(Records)
(begin)
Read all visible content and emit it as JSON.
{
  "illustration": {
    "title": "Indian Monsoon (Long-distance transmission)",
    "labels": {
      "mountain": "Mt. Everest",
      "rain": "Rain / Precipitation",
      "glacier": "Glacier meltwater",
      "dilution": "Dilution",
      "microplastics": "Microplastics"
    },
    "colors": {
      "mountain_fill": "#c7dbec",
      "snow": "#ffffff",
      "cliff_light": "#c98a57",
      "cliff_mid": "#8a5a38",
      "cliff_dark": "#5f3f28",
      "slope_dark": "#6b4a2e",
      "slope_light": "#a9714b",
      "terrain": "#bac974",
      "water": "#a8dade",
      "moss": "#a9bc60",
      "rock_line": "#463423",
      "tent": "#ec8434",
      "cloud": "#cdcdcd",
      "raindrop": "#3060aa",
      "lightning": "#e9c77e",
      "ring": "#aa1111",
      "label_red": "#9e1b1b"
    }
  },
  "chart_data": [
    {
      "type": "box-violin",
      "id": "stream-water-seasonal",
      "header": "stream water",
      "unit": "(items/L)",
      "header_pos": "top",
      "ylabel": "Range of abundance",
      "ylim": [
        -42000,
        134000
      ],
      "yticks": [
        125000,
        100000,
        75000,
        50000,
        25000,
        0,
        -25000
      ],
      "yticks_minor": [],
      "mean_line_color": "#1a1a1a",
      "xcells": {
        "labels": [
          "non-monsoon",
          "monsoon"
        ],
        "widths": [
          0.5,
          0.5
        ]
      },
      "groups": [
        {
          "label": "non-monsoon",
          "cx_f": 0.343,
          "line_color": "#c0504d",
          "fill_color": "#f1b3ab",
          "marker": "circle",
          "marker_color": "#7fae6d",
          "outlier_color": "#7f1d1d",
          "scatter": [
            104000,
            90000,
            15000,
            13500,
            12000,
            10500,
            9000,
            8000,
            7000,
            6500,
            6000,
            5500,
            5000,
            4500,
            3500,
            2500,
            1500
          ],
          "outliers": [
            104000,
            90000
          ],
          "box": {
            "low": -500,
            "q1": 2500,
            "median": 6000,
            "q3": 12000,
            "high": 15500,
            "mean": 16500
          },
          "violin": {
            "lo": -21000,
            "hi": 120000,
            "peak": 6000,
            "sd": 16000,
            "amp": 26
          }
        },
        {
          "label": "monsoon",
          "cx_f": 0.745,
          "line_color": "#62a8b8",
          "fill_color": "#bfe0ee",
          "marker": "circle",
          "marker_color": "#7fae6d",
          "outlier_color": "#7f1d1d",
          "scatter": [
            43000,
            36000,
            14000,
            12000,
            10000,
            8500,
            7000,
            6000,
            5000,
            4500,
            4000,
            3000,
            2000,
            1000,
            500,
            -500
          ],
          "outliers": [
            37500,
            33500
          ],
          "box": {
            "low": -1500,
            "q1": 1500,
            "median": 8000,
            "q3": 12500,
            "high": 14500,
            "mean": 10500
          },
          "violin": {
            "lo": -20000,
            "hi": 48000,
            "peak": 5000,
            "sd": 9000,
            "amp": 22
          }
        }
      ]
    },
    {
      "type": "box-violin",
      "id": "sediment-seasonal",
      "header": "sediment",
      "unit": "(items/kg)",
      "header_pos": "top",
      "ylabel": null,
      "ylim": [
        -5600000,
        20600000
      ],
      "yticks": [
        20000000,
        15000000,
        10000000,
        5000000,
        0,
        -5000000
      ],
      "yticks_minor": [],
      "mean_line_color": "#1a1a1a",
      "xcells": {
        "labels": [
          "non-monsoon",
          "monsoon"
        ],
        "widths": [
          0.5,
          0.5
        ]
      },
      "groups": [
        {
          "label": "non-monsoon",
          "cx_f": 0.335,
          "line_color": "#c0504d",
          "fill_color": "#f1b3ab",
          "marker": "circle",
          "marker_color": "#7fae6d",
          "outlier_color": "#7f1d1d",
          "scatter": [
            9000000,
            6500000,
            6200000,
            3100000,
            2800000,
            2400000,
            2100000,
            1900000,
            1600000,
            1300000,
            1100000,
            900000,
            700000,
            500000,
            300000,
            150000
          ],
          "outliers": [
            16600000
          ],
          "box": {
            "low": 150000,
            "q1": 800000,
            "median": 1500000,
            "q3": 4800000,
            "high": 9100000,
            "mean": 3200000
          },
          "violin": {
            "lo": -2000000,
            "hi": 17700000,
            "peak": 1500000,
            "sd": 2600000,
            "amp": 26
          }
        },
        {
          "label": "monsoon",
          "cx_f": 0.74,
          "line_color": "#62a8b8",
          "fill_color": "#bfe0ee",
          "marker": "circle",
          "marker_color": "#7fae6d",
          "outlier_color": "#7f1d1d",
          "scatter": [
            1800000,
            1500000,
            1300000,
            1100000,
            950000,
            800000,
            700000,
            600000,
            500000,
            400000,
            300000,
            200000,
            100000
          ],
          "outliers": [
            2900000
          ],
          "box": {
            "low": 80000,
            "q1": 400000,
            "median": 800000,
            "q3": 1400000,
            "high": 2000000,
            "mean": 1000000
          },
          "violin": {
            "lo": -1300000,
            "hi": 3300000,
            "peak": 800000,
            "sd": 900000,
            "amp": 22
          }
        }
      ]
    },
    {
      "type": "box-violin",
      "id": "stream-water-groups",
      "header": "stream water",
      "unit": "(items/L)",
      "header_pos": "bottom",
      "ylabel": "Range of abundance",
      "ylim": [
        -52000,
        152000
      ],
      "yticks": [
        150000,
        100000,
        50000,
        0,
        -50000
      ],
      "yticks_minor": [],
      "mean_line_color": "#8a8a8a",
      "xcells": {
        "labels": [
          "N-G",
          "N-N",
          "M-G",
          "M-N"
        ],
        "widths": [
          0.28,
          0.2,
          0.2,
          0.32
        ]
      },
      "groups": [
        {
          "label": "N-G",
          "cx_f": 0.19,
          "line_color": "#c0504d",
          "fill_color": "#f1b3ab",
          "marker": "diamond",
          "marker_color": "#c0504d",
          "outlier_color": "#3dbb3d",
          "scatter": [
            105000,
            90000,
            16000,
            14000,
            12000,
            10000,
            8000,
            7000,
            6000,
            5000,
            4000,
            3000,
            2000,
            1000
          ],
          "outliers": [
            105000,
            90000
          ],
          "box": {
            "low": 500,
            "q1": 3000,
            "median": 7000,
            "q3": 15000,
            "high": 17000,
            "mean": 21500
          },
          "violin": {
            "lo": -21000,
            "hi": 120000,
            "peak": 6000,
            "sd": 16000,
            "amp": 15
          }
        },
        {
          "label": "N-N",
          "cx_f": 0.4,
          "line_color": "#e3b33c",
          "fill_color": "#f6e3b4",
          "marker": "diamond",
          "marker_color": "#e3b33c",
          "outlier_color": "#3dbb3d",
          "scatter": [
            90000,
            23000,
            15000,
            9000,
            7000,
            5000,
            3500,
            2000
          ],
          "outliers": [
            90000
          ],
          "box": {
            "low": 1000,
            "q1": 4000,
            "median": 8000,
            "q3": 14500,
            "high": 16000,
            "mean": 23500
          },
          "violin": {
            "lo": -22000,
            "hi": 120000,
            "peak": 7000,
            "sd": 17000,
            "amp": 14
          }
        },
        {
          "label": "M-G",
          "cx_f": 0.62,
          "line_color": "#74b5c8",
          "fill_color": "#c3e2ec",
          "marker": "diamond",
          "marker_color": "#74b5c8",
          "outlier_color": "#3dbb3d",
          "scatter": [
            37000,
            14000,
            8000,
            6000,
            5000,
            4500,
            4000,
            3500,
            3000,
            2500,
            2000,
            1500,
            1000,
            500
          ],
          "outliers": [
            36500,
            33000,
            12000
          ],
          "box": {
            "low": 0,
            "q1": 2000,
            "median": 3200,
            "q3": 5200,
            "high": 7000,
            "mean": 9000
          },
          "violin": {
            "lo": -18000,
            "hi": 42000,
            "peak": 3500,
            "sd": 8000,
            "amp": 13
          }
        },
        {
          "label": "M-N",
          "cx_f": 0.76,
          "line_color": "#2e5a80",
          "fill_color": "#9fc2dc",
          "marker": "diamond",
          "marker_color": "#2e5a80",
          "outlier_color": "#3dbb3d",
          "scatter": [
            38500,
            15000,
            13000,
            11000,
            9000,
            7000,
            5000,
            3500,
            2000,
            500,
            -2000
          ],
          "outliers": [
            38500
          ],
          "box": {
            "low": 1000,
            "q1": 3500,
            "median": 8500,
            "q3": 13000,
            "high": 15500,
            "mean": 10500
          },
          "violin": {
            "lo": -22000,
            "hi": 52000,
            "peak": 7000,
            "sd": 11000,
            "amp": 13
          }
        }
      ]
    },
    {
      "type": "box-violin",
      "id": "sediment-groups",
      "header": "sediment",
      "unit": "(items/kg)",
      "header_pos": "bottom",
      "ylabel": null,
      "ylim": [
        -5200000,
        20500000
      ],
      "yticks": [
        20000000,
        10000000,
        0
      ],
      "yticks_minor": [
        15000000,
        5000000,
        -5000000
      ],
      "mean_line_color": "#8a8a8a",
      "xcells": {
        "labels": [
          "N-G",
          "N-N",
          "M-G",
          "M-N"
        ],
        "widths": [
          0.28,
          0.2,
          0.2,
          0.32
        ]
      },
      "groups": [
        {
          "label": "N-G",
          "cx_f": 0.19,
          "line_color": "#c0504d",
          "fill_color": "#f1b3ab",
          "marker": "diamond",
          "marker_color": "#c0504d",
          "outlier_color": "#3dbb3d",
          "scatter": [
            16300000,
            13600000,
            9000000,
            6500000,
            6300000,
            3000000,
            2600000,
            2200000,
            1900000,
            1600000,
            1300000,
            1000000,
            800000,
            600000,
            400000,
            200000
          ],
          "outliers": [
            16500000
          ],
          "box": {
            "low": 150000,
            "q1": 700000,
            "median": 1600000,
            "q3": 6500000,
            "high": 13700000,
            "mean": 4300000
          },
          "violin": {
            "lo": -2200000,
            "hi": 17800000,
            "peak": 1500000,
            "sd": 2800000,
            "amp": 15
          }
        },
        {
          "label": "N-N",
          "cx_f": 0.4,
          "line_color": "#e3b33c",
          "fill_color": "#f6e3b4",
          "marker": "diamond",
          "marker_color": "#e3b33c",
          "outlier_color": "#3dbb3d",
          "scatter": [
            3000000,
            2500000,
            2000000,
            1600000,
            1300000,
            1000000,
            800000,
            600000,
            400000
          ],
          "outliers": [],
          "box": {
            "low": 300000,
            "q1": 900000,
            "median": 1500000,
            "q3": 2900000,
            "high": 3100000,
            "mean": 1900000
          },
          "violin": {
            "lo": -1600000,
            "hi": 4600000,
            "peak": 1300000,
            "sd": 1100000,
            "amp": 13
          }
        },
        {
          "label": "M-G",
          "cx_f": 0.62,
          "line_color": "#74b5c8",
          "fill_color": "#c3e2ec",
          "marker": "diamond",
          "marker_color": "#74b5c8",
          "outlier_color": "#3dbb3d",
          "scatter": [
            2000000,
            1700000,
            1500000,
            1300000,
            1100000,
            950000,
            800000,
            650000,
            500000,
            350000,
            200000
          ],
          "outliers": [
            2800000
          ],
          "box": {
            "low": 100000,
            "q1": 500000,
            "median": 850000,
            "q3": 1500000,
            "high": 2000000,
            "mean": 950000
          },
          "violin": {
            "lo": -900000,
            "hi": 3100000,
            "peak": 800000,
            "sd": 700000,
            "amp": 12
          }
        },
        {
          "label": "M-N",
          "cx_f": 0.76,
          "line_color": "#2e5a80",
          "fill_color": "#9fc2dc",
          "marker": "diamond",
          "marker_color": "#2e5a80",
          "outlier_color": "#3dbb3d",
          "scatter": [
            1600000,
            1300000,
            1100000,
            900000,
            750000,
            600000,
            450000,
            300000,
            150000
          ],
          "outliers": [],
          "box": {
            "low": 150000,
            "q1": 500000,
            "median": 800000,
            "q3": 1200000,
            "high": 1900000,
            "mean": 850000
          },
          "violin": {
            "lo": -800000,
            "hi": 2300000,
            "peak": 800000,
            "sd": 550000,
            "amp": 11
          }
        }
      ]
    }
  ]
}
(end)
▸ **PROBLEM TO WORK ON**
Scan the data above and copy every line with "seasonal" in it.

▸ **RESULT OF THIS EXERCISE**
      "id": "stream-water-seasonal",
      "id": "sediment-seasonal",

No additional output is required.